> Aim of the exercise
Identify every line in the entries below that contains the string "axis" and copy each such line in full. Matching is case-sensitive.

> Exercise material

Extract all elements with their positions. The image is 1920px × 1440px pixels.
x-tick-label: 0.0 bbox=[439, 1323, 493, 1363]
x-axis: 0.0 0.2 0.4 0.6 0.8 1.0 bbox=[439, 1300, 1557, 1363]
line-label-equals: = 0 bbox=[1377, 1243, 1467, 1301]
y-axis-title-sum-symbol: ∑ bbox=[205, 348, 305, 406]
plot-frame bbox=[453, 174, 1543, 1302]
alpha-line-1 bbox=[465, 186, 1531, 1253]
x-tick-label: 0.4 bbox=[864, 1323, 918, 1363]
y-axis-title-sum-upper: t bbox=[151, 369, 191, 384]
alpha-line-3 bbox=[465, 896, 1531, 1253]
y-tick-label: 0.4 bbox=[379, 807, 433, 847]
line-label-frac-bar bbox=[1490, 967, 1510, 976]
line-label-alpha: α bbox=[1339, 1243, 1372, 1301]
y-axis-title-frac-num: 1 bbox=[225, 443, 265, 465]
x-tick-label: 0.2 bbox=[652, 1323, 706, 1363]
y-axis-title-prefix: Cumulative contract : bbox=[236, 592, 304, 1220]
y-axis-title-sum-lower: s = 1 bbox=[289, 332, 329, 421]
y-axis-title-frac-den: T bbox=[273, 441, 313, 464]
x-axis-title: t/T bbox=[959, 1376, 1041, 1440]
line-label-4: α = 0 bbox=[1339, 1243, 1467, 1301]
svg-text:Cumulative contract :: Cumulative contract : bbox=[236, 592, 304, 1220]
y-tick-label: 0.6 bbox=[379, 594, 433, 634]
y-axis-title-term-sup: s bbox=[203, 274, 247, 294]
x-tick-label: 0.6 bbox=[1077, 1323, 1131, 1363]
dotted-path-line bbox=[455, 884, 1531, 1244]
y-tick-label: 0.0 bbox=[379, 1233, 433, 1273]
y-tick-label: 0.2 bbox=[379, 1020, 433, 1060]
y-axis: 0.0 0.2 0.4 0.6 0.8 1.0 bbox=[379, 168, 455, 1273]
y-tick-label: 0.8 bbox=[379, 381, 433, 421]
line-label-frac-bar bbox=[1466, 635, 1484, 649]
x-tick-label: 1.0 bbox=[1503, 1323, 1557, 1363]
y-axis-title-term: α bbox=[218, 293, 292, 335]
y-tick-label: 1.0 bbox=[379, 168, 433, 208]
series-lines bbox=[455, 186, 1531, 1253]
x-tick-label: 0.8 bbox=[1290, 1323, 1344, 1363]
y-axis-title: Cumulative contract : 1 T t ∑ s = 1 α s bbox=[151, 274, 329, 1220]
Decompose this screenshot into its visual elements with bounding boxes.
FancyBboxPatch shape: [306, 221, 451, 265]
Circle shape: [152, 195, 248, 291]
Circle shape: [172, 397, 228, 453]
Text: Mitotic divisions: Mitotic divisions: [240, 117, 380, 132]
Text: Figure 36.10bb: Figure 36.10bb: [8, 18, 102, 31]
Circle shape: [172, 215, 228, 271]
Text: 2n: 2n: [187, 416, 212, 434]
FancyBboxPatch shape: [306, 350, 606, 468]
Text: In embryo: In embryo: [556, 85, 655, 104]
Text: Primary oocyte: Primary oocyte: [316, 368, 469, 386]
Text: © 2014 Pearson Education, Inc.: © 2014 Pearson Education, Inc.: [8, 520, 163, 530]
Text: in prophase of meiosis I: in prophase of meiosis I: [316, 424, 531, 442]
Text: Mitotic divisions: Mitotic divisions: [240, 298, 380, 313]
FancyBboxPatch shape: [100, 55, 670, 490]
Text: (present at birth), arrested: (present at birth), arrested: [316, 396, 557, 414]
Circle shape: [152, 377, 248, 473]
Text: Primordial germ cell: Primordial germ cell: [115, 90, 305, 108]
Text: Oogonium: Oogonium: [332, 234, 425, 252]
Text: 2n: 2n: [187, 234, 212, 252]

> The result
x-axis: 0.0 0.2 0.4 0.6 0.8 1.0 bbox=[439, 1300, 1557, 1363]
y-axis-title-sum-symbol: ∑ bbox=[205, 348, 305, 406]
y-axis-title-sum-upper: t bbox=[151, 369, 191, 384]
y-axis-title-frac-num: 1 bbox=[225, 443, 265, 465]
y-axis-title-prefix: Cumulative contract : bbox=[236, 592, 304, 1220]
y-axis-title-sum-lower: s = 1 bbox=[289, 332, 329, 421]
y-axis-title-frac-den: T bbox=[273, 441, 313, 464]
x-axis-title: t/T bbox=[959, 1376, 1041, 1440]
y-axis-title-term-sup: s bbox=[203, 274, 247, 294]
y-axis: 0.0 0.2 0.4 0.6 0.8 1.0 bbox=[379, 168, 455, 1273]
y-axis-title-term: α bbox=[218, 293, 292, 335]
y-axis-title: Cumulative contract : 1 T t ∑ s = 1 α s bbox=[151, 274, 329, 1220]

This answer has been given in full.